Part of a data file
#####

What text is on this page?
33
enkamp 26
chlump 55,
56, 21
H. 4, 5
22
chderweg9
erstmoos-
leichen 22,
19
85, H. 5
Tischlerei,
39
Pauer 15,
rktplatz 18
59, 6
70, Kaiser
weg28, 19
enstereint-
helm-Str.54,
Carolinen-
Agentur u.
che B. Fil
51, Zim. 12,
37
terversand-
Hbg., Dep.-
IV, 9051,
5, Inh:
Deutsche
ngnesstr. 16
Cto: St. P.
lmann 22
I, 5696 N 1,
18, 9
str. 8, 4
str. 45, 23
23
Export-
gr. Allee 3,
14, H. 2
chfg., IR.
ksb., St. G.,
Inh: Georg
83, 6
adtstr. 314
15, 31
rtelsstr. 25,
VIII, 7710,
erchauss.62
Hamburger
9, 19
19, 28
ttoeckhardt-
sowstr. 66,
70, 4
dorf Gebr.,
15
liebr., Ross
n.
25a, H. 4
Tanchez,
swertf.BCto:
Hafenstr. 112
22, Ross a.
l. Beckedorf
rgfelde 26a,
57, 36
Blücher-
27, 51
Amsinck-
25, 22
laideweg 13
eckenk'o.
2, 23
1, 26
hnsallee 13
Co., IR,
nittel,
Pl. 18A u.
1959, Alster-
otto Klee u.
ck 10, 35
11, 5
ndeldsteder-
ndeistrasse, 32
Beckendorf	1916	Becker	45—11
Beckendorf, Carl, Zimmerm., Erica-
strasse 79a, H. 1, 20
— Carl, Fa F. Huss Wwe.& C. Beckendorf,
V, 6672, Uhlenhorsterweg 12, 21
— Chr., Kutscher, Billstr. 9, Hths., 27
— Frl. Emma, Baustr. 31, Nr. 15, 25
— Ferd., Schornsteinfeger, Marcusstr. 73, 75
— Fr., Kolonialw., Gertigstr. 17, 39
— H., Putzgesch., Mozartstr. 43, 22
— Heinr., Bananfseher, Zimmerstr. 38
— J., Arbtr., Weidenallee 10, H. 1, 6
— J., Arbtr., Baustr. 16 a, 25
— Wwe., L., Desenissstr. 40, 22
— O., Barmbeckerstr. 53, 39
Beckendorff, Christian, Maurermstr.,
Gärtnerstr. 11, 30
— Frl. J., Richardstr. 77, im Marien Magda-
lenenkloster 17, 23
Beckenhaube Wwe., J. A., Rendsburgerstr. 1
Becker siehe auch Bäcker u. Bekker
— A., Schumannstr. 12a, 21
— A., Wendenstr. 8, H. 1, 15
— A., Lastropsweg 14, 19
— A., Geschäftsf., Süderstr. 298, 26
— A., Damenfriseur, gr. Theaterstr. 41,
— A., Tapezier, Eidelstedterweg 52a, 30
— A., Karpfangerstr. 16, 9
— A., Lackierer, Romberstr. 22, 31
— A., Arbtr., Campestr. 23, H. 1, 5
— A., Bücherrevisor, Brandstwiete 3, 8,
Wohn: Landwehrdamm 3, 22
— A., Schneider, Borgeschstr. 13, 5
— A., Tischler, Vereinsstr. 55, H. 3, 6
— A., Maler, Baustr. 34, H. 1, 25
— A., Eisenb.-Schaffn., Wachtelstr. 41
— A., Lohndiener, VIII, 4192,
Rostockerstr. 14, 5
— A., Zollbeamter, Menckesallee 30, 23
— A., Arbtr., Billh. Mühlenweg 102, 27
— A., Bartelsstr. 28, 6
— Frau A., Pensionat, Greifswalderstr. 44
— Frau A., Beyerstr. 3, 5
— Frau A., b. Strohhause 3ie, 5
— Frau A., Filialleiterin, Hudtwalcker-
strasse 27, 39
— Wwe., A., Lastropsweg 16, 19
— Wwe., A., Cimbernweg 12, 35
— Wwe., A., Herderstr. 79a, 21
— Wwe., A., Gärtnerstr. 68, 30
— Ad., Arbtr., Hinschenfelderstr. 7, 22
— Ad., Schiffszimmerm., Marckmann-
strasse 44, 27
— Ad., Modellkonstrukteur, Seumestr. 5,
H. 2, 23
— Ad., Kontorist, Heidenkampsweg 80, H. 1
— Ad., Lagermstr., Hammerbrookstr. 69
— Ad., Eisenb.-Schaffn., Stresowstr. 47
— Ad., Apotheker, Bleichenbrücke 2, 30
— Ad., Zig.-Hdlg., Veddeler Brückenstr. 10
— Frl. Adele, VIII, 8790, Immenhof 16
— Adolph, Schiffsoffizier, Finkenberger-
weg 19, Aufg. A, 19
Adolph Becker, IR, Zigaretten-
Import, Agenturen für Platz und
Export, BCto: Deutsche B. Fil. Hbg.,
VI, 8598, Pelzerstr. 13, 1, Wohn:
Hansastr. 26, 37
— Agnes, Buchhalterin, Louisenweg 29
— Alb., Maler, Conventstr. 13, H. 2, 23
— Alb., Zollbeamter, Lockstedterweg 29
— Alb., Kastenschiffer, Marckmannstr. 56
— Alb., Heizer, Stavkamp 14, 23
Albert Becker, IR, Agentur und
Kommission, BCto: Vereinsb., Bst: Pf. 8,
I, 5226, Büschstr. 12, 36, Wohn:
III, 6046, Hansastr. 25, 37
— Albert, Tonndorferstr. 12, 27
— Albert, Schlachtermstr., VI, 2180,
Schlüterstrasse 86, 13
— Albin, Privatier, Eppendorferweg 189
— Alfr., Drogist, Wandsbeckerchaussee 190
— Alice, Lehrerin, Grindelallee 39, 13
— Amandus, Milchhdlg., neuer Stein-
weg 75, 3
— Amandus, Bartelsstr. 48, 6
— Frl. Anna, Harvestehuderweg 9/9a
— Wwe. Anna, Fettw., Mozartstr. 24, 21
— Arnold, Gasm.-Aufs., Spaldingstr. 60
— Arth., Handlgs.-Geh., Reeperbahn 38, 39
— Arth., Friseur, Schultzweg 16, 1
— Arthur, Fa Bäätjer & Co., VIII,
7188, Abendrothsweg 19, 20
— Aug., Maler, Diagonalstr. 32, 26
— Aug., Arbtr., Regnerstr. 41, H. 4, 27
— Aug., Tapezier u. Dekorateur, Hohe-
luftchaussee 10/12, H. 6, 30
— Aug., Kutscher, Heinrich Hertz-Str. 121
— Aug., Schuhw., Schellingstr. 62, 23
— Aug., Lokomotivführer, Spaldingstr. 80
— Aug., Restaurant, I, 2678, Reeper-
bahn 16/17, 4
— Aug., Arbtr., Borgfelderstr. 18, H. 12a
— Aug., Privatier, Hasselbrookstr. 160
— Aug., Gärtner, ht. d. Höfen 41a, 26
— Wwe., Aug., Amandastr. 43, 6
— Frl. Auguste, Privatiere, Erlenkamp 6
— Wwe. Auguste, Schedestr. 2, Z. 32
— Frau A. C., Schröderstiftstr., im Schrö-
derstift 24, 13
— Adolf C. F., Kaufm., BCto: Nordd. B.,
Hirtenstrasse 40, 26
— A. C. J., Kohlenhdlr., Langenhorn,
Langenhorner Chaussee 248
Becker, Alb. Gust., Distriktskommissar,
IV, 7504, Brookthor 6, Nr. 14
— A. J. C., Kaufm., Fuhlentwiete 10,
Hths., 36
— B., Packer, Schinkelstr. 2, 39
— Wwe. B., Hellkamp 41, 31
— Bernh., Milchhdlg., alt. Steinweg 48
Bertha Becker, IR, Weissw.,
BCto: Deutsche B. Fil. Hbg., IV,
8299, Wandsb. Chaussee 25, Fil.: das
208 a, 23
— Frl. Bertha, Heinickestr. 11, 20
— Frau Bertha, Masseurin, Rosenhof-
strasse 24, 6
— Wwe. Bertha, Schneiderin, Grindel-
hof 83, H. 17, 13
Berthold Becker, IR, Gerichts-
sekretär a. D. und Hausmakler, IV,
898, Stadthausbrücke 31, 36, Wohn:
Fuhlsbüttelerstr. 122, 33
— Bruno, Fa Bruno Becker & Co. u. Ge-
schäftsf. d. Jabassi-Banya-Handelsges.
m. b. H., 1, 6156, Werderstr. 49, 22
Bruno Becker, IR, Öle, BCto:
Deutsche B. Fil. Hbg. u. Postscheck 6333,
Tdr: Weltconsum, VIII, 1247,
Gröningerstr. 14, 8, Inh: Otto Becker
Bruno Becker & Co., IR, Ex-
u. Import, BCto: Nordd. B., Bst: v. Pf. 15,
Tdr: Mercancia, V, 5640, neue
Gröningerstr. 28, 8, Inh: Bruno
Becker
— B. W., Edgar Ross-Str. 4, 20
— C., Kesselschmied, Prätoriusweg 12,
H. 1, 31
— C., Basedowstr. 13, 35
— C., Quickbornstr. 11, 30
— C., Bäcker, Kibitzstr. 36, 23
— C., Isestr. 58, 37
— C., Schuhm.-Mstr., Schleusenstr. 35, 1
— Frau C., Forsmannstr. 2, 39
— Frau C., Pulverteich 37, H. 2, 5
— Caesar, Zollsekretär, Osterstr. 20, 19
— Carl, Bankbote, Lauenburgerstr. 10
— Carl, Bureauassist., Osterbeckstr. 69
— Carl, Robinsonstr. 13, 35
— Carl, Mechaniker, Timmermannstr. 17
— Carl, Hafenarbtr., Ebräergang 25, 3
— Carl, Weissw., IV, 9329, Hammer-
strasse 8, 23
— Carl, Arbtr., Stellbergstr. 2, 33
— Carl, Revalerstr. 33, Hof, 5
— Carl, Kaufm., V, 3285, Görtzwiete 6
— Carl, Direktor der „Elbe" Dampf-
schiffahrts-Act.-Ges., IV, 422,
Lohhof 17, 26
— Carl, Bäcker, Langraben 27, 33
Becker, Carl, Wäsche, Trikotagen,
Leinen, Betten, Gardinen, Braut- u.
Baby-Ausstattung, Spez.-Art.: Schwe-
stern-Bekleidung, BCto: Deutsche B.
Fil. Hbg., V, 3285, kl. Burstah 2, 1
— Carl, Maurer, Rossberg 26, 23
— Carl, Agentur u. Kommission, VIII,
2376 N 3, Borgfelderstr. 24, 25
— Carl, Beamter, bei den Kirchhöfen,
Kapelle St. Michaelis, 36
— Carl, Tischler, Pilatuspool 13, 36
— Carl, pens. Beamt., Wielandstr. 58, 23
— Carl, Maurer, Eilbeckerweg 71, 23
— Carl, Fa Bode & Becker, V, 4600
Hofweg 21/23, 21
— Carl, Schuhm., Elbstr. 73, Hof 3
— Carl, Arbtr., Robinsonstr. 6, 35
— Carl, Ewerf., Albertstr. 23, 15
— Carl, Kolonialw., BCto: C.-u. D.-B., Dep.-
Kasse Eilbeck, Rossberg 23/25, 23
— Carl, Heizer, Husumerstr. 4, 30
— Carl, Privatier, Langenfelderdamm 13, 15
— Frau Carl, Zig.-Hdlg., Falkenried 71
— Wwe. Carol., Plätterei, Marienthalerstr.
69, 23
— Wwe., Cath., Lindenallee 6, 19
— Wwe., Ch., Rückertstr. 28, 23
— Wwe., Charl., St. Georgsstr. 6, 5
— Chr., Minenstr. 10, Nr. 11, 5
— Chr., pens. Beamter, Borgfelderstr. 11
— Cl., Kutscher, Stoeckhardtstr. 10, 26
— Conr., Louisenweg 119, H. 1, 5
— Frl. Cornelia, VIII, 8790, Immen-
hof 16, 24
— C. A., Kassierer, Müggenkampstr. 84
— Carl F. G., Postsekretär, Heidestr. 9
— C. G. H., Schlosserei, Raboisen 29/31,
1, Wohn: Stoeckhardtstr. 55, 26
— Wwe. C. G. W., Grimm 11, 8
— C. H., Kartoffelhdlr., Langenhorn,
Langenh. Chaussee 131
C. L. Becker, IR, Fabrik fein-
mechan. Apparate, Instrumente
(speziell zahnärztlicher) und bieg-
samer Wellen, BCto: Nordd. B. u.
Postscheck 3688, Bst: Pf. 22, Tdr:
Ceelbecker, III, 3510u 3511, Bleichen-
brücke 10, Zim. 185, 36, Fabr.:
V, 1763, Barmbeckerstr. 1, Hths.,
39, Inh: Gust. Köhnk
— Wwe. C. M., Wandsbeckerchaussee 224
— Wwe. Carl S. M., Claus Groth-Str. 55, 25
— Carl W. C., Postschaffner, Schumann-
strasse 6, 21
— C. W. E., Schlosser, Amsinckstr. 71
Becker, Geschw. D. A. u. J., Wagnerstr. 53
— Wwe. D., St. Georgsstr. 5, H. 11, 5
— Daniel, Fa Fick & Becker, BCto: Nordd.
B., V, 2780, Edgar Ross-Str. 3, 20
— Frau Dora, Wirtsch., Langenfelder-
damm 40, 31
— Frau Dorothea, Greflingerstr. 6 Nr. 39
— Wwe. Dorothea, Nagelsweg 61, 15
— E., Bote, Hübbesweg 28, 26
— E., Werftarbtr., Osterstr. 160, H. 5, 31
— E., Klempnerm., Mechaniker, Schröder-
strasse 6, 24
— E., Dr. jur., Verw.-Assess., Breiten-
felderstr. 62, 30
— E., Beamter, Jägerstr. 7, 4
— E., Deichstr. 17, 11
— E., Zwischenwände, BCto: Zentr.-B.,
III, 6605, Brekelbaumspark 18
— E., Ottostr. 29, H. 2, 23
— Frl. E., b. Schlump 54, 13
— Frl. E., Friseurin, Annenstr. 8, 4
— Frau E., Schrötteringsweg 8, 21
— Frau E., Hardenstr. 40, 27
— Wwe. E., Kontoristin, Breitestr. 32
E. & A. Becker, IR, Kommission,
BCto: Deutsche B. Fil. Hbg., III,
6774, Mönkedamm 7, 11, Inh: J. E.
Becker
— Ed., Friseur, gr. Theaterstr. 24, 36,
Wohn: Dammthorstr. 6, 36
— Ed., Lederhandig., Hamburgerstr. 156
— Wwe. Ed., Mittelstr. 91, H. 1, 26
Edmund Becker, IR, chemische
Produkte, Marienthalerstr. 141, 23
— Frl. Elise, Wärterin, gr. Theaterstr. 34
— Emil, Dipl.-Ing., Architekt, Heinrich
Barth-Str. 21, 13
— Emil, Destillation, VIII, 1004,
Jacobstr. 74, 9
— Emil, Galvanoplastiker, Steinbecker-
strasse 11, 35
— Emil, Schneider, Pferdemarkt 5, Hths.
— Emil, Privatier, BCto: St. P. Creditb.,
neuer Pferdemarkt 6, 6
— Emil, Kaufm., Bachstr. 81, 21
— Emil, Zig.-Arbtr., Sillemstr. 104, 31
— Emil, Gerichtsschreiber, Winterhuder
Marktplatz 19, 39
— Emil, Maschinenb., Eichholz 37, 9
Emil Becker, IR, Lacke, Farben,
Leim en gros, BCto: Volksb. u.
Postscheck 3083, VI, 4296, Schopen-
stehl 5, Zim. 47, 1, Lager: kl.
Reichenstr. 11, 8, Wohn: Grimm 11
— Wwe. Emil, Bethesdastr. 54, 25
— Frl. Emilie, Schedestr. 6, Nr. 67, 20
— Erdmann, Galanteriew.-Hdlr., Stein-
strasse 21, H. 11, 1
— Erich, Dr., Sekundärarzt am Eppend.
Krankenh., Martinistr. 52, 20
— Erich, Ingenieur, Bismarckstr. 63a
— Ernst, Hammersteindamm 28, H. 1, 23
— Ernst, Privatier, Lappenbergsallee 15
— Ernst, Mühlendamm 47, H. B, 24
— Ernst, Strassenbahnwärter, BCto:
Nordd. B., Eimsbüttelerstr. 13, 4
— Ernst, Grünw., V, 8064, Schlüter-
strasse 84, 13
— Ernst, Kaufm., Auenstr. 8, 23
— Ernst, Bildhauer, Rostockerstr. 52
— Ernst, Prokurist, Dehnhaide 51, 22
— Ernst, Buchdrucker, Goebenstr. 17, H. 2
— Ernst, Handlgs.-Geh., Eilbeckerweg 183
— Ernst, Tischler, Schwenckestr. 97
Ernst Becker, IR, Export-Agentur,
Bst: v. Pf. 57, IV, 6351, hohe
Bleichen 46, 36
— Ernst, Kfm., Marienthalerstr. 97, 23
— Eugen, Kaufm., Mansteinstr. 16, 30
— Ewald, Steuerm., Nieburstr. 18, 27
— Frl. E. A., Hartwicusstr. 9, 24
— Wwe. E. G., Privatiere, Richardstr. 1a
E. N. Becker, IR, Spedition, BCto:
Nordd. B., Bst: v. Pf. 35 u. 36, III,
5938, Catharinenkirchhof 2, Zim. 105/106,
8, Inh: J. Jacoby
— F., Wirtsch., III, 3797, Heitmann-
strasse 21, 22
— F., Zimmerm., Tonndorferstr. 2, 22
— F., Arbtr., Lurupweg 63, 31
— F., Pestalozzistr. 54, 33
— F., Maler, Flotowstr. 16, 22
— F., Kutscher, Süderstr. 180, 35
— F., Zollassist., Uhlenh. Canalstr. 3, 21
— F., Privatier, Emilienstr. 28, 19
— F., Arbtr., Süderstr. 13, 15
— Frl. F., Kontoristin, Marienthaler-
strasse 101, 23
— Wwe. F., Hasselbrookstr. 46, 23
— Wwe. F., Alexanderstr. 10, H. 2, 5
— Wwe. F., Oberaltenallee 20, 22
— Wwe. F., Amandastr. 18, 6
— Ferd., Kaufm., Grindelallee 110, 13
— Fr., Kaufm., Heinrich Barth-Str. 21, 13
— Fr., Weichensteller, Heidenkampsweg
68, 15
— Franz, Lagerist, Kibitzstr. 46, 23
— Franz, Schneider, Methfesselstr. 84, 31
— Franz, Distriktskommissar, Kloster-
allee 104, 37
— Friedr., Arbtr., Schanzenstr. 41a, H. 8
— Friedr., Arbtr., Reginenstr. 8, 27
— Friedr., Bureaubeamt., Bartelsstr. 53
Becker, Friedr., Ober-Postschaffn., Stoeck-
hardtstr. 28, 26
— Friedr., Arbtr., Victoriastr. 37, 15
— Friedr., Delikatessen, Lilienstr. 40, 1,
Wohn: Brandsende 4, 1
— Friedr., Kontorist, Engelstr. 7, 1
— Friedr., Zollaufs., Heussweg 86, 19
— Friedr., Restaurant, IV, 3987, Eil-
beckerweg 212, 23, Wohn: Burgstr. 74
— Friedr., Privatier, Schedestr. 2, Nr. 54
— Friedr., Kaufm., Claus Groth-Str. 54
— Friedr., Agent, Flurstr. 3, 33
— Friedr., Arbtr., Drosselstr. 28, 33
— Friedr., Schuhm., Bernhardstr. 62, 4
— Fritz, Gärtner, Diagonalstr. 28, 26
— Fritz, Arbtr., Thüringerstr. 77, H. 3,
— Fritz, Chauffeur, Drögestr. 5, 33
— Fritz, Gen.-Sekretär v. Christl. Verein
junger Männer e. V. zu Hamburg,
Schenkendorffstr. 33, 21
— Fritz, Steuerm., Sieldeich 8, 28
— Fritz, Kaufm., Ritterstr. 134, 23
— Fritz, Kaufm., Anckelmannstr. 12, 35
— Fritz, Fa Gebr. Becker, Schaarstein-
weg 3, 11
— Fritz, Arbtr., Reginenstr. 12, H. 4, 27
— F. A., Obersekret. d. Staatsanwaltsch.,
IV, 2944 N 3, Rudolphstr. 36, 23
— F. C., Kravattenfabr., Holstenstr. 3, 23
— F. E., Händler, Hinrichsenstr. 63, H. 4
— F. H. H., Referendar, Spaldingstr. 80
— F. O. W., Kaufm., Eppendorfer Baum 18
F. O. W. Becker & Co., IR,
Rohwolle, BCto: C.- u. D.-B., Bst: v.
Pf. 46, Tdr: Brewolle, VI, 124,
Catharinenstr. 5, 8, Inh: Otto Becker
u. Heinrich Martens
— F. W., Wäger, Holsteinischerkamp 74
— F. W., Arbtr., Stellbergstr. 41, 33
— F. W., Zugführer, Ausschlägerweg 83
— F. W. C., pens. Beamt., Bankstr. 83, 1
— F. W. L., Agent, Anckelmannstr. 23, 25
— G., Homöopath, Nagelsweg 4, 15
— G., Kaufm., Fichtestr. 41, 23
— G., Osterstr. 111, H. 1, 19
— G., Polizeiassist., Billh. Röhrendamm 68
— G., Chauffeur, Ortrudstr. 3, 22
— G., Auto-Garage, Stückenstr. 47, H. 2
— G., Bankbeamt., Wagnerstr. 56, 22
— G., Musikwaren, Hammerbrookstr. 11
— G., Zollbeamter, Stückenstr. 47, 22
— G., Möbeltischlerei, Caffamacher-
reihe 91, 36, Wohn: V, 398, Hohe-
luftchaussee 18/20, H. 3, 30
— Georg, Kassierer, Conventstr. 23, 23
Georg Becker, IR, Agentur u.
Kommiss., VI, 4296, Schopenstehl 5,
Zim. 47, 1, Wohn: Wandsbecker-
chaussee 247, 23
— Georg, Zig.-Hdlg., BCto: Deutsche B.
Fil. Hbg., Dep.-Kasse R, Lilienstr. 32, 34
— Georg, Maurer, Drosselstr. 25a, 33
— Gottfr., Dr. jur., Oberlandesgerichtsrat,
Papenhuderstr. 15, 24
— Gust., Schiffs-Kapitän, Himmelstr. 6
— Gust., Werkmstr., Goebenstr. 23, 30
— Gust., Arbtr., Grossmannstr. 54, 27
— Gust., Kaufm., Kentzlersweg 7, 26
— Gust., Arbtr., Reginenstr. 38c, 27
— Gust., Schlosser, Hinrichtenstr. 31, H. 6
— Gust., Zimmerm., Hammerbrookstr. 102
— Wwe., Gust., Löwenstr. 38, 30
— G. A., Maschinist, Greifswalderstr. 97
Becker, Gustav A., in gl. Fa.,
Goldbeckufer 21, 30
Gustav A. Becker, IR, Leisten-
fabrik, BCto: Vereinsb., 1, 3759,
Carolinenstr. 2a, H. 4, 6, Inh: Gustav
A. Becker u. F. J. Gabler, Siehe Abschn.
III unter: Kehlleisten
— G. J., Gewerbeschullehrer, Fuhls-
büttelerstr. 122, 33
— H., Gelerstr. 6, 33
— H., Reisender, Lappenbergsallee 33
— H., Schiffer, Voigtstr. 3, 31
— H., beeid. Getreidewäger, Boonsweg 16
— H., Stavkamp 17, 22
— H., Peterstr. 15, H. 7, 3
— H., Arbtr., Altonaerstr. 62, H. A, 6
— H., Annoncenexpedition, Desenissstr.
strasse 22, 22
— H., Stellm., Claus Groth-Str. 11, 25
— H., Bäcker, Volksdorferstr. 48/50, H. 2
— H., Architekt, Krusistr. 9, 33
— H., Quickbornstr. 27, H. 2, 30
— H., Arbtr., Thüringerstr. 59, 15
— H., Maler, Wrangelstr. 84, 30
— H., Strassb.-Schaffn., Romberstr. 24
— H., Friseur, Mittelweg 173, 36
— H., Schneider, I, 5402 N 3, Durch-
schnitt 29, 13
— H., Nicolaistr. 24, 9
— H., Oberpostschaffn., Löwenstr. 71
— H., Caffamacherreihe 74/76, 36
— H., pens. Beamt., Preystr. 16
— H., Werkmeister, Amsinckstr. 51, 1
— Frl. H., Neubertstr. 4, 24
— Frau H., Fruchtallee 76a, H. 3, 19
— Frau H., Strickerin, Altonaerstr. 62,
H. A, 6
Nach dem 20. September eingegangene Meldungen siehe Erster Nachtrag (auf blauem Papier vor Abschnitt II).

#####

List every line in the records above that contains the word "Borgfelderstr".

— Aug., Arbtr., Borgfelderstr. 18, H. 12a
2376 N 3, Borgfelderstr. 24, 25
— Chr., pens. Beamter, Borgfelderstr. 11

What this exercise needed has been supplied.